* Start Material for this task *

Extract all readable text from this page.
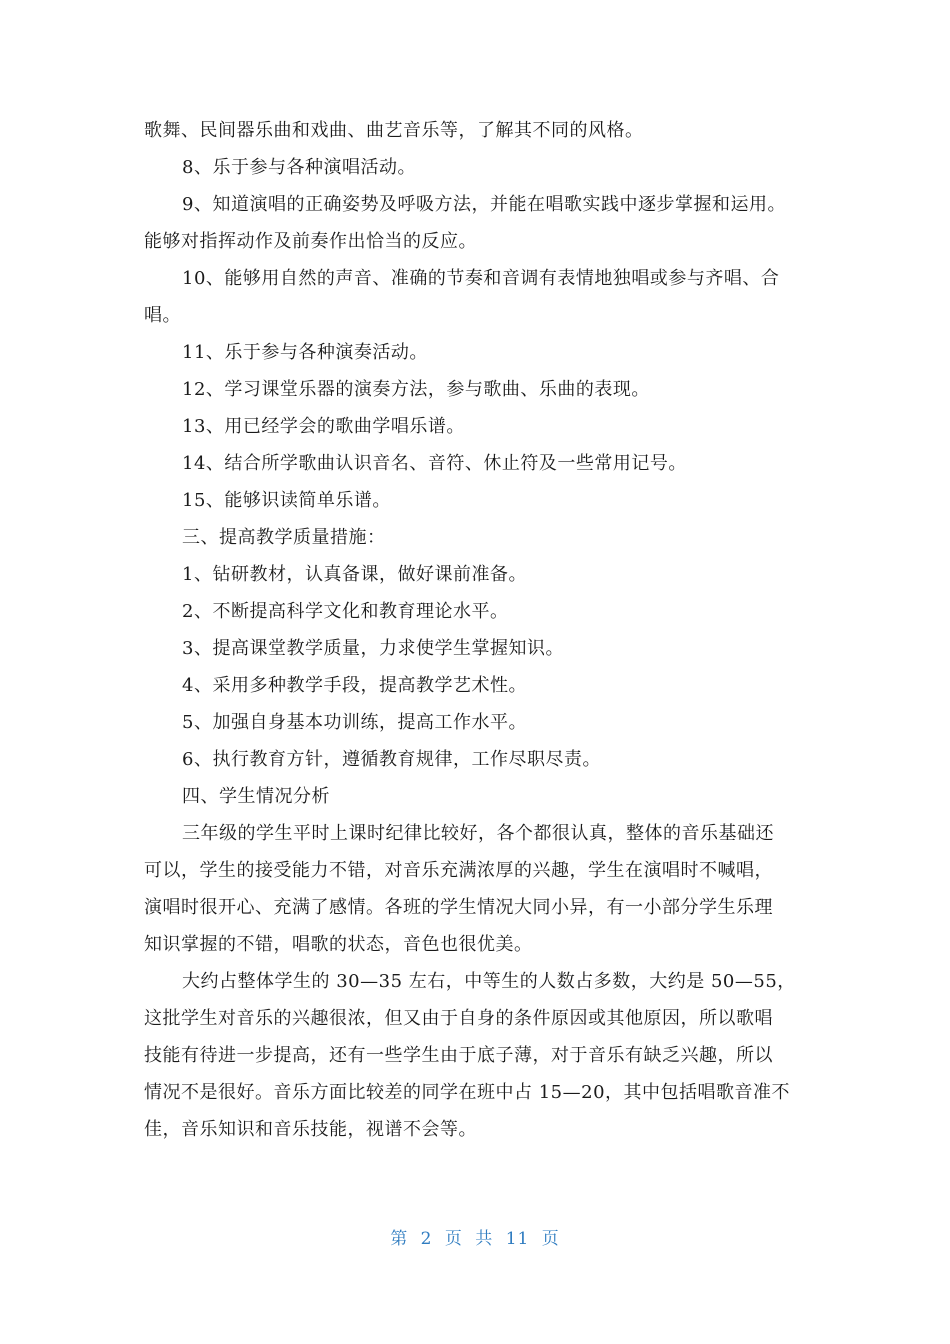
歌舞、民间器乐曲和戏曲、曲艺音乐等，了解其不同的风格。
8、乐于参与各种演唱活动。
9、知道演唱的正确姿势及呼吸方法，并能在唱歌实践中逐步掌握和运用。
能够对指挥动作及前奏作出恰当的反应。
10、能够用自然的声音、准确的节奏和音调有表情地独唱或参与齐唱、合
唱。
11、乐于参与各种演奏活动。
12、学习课堂乐器的演奏方法，参与歌曲、乐曲的表现。
13、用已经学会的歌曲学唱乐谱。
14、结合所学歌曲认识音名、音符、休止符及一些常用记号。
15、能够识读简单乐谱。
三、提高教学质量措施：
1、钻研教材，认真备课，做好课前准备。
2、不断提高科学文化和教育理论水平。
3、提高课堂教学质量，力求使学生掌握知识。
4、采用多种教学手段，提高教学艺术性。
5、加强自身基本功训练，提高工作水平。
6、执行教育方针，遵循教育规律，工作尽职尽责。
四、学生情况分析
三年级的学生平时上课时纪律比较好，各个都很认真，整体的音乐基础还
可以，学生的接受能力不错，对音乐充满浓厚的兴趣，学生在演唱时不喊唱，
演唱时很开心、充满了感情。各班的学生情况大同小异，有一小部分学生乐理
知识掌握的不错，唱歌的状态，音色也很优美。
大约占整体学生的 30—35 左右，中等生的人数占多数，大约是 50—55，
这批学生对音乐的兴趣很浓，但又由于自身的条件原因或其他原因，所以歌唱
技能有待进一步提高，还有一些学生由于底子薄，对于音乐有缺乏兴趣，所以
情况不是很好。音乐方面比较差的同学在班中占 15—20，其中包括唱歌音准不
佳，音乐知识和音乐技能，视谱不会等。
第 2 页 共 11 页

* End Material for this task *

§ **Job**: Reproduce the whole listing exactly, but not the images in it.

§ **Solution to this problem**:
Extract all readable text from this page.
歌舞、民间器乐曲和戏曲、曲艺音乐等，了解其不同的风格。
8、乐于参与各种演唱活动。
9、知道演唱的正确姿势及呼吸方法，并能在唱歌实践中逐步掌握和运用。
能够对指挥动作及前奏作出恰当的反应。
10、能够用自然的声音、准确的节奏和音调有表情地独唱或参与齐唱、合
唱。
11、乐于参与各种演奏活动。
12、学习课堂乐器的演奏方法，参与歌曲、乐曲的表现。
13、用已经学会的歌曲学唱乐谱。
14、结合所学歌曲认识音名、音符、休止符及一些常用记号。
15、能够识读简单乐谱。
三、提高教学质量措施：
1、钻研教材，认真备课，做好课前准备。
2、不断提高科学文化和教育理论水平。
3、提高课堂教学质量，力求使学生掌握知识。
4、采用多种教学手段，提高教学艺术性。
5、加强自身基本功训练，提高工作水平。
6、执行教育方针，遵循教育规律，工作尽职尽责。
四、学生情况分析
三年级的学生平时上课时纪律比较好，各个都很认真，整体的音乐基础还
可以，学生的接受能力不错，对音乐充满浓厚的兴趣，学生在演唱时不喊唱，
演唱时很开心、充满了感情。各班的学生情况大同小异，有一小部分学生乐理
知识掌握的不错，唱歌的状态，音色也很优美。
大约占整体学生的 30—35 左右，中等生的人数占多数，大约是 50—55，
这批学生对音乐的兴趣很浓，但又由于自身的条件原因或其他原因，所以歌唱
技能有待进一步提高，还有一些学生由于底子薄，对于音乐有缺乏兴趣，所以
情况不是很好。音乐方面比较差的同学在班中占 15—20，其中包括唱歌音准不
佳，音乐知识和音乐技能，视谱不会等。
第 2 页 共 11 页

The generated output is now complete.